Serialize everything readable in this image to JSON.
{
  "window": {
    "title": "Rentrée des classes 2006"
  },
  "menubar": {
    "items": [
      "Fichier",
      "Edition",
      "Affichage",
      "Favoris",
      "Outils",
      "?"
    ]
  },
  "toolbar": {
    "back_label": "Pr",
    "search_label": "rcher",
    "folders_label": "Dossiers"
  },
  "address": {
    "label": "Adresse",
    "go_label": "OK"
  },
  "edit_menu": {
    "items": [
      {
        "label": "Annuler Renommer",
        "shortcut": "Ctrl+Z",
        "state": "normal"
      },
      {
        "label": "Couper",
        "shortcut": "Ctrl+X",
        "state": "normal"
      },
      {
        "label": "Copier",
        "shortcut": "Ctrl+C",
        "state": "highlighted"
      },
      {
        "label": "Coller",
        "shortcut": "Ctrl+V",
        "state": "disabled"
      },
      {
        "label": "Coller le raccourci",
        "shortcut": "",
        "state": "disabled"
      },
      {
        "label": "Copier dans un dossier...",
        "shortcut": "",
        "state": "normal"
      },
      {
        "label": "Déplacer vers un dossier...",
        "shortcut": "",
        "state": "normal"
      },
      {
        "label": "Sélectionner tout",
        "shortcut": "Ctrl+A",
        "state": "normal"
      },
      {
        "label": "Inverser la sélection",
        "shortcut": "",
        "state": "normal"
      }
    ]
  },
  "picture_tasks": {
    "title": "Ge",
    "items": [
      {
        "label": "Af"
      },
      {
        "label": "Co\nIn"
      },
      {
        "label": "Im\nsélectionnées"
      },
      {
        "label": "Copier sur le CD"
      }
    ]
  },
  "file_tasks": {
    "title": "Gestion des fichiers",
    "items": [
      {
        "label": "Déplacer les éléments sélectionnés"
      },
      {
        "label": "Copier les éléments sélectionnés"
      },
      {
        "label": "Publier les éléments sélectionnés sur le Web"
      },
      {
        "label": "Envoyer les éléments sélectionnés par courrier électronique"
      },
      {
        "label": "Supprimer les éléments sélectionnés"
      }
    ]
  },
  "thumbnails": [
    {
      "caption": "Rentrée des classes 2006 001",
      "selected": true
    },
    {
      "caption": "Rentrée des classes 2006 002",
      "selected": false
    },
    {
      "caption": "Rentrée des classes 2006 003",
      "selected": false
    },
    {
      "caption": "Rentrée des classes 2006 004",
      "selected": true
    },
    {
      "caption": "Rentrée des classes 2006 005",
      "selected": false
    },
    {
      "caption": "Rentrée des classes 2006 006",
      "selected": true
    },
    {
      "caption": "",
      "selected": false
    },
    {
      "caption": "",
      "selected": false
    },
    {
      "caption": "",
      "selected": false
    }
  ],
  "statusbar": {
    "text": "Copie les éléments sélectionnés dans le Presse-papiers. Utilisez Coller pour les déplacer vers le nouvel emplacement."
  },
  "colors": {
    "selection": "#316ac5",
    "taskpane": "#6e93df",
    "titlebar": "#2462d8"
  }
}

What you need to do:
Take the entries above and transcribe them in full.

Solution for this task:
Serialize everything readable in this image to JSON.
{
  "window": {
    "title": "Rentrée des classes 2006"
  },
  "menubar": {
    "items": [
      "Fichier",
      "Edition",
      "Affichage",
      "Favoris",
      "Outils",
      "?"
    ]
  },
  "toolbar": {
    "back_label": "Pr",
    "search_label": "rcher",
    "folders_label": "Dossiers"
  },
  "address": {
    "label": "Adresse",
    "go_label": "OK"
  },
  "edit_menu": {
    "items": [
      {
        "label": "Annuler Renommer",
        "shortcut": "Ctrl+Z",
        "state": "normal"
      },
      {
        "label": "Couper",
        "shortcut": "Ctrl+X",
        "state": "normal"
      },
      {
        "label": "Copier",
        "shortcut": "Ctrl+C",
        "state": "highlighted"
      },
      {
        "label": "Coller",
        "shortcut": "Ctrl+V",
        "state": "disabled"
      },
      {
        "label": "Coller le raccourci",
        "shortcut": "",
        "state": "disabled"
      },
      {
        "label": "Copier dans un dossier...",
        "shortcut": "",
        "state": "normal"
      },
      {
        "label": "Déplacer vers un dossier...",
        "shortcut": "",
        "state": "normal"
      },
      {
        "label": "Sélectionner tout",
        "shortcut": "Ctrl+A",
        "state": "normal"
      },
      {
        "label": "Inverser la sélection",
        "shortcut": "",
        "state": "normal"
      }
    ]
  },
  "picture_tasks": {
    "title": "Ge",
    "items": [
      {
        "label": "Af"
      },
      {
        "label": "Co\nIn"
      },
      {
        "label": "Im\nsélectionnées"
      },
      {
        "label": "Copier sur le CD"
      }
    ]
  },
  "file_tasks": {
    "title": "Gestion des fichiers",
    "items": [
      {
        "label": "Déplacer les éléments sélectionnés"
      },
      {
        "label": "Copier les éléments sélectionnés"
      },
      {
        "label": "Publier les éléments sélectionnés sur le Web"
      },
      {
        "label": "Envoyer les éléments sélectionnés par courrier électronique"
      },
      {
        "label": "Supprimer les éléments sélectionnés"
      }
    ]
  },
  "thumbnails": [
    {
      "caption": "Rentrée des classes 2006 001",
      "selected": true
    },
    {
      "caption": "Rentrée des classes 2006 002",
      "selected": false
    },
    {
      "caption": "Rentrée des classes 2006 003",
      "selected": false
    },
    {
      "caption": "Rentrée des classes 2006 004",
      "selected": true
    },
    {
      "caption": "Rentrée des classes 2006 005",
      "selected": false
    },
    {
      "caption": "Rentrée des classes 2006 006",
      "selected": true
    },
    {
      "caption": "",
      "selected": false
    },
    {
      "caption": "",
      "selected": false
    },
    {
      "caption": "",
      "selected": false
    }
  ],
  "statusbar": {
    "text": "Copie les éléments sélectionnés dans le Presse-papiers. Utilisez Coller pour les déplacer vers le nouvel emplacement."
  },
  "colors": {
    "selection": "#316ac5",
    "taskpane": "#6e93df",
    "titlebar": "#2462d8"
  }
}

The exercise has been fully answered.